TASK REQUIREMENTS: Report the number of lines in the entries below that include the word "values", and nothing else.

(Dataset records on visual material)
▼▼▼
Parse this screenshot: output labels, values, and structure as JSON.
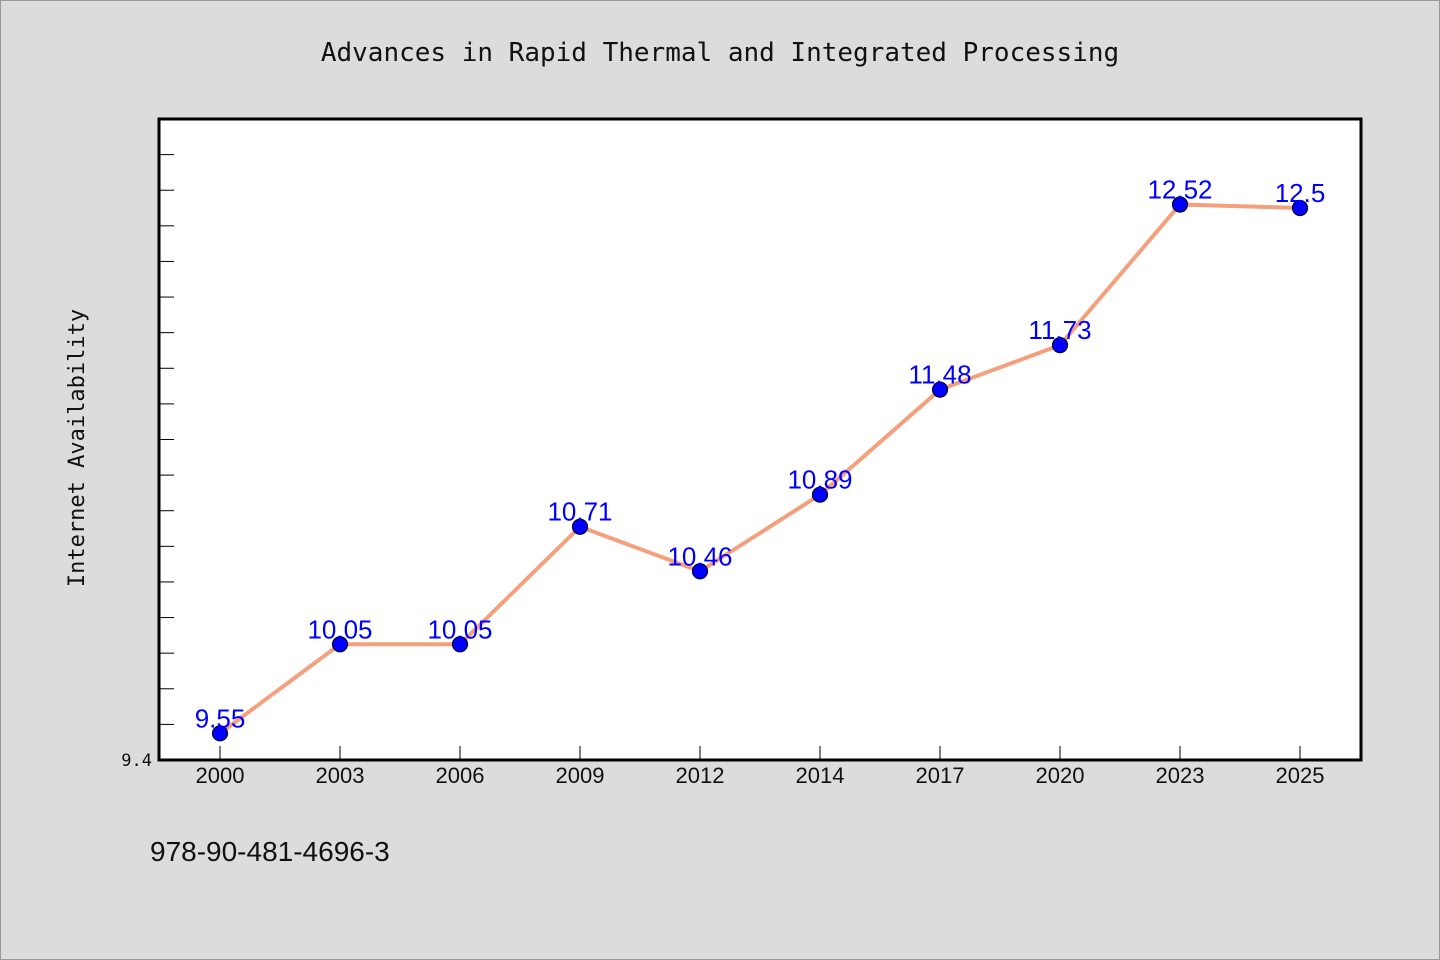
{
  "chart_data": {
    "type": "line",
    "title": "Advances in Rapid Thermal and Integrated Processing",
    "ylabel": "Internet Availability",
    "xlabel": "",
    "categories": [
      "2000",
      "2003",
      "2006",
      "2009",
      "2012",
      "2014",
      "2017",
      "2020",
      "2023",
      "2025"
    ],
    "series": [
      {
        "values": [
          9.55,
          10.05,
          10.05,
          10.71,
          10.46,
          10.89,
          11.48,
          11.73,
          12.52,
          12.5
        ],
        "data_labels": [
          "9.55",
          "10.05",
          "10.05",
          "10.71",
          "10.46",
          "10.89",
          "11.48",
          "11.73",
          "12.52",
          "12.5"
        ]
      }
    ],
    "ylim": [
      9.4,
      13.0
    ],
    "y_tick_labels": [
      "9.4"
    ],
    "grid": false,
    "line_color": "#f4a07c",
    "marker_color": "#0000ff",
    "label_color": "#0000ff",
    "plot_background": "#ffffff",
    "page_background": "#dcdcdc"
  },
  "footnote": "978-90-481-4696-3"
}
▲▲▲
ANSWER: 2